» SET TASK: Reproduce the listing below without any change.

» RECORDS PROVIDED:
-------

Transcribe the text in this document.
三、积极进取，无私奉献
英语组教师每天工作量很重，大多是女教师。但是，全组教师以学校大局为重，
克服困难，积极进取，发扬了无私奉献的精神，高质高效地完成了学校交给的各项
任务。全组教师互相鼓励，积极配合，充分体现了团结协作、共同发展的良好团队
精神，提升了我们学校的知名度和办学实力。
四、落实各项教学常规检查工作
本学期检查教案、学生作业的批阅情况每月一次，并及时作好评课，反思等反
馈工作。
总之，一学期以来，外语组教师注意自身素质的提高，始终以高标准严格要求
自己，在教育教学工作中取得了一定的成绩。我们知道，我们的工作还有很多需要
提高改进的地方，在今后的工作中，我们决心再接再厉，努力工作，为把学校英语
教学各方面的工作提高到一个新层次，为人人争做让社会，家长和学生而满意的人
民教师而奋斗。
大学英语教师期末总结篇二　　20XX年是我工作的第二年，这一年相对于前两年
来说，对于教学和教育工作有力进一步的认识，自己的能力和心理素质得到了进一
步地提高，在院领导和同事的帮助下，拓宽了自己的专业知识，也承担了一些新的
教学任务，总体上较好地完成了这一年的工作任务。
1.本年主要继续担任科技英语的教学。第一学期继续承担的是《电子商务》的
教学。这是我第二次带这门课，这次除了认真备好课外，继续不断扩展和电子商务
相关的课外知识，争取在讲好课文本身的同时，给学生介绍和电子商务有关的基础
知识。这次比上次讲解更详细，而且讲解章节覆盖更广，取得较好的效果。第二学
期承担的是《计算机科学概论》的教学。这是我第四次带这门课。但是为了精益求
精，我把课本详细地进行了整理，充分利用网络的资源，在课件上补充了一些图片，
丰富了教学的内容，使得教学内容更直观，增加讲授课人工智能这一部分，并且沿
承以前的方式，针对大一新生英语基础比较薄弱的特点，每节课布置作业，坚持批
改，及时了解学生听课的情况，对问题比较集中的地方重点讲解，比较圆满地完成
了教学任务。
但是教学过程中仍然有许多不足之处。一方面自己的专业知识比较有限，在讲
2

-------

» THE COMPLETED TASK:
Transcribe the text in this document.
三、积极进取，无私奉献
英语组教师每天工作量很重，大多是女教师。但是，全组教师以学校大局为重，
克服困难，积极进取，发扬了无私奉献的精神，高质高效地完成了学校交给的各项
任务。全组教师互相鼓励，积极配合，充分体现了团结协作、共同发展的良好团队
精神，提升了我们学校的知名度和办学实力。
四、落实各项教学常规检查工作
本学期检查教案、学生作业的批阅情况每月一次，并及时作好评课，反思等反
馈工作。
总之，一学期以来，外语组教师注意自身素质的提高，始终以高标准严格要求
自己，在教育教学工作中取得了一定的成绩。我们知道，我们的工作还有很多需要
提高改进的地方，在今后的工作中，我们决心再接再厉，努力工作，为把学校英语
教学各方面的工作提高到一个新层次，为人人争做让社会，家长和学生而满意的人
民教师而奋斗。
大学英语教师期末总结篇二　　20XX年是我工作的第二年，这一年相对于前两年
来说，对于教学和教育工作有力进一步的认识，自己的能力和心理素质得到了进一
步地提高，在院领导和同事的帮助下，拓宽了自己的专业知识，也承担了一些新的
教学任务，总体上较好地完成了这一年的工作任务。
1.本年主要继续担任科技英语的教学。第一学期继续承担的是《电子商务》的
教学。这是我第二次带这门课，这次除了认真备好课外，继续不断扩展和电子商务
相关的课外知识，争取在讲好课文本身的同时，给学生介绍和电子商务有关的基础
知识。这次比上次讲解更详细，而且讲解章节覆盖更广，取得较好的效果。第二学
期承担的是《计算机科学概论》的教学。这是我第四次带这门课。但是为了精益求
精，我把课本详细地进行了整理，充分利用网络的资源，在课件上补充了一些图片，
丰富了教学的内容，使得教学内容更直观，增加讲授课人工智能这一部分，并且沿
承以前的方式，针对大一新生英语基础比较薄弱的特点，每节课布置作业，坚持批
改，及时了解学生听课的情况，对问题比较集中的地方重点讲解，比较圆满地完成
了教学任务。
但是教学过程中仍然有许多不足之处。一方面自己的专业知识比较有限，在讲
2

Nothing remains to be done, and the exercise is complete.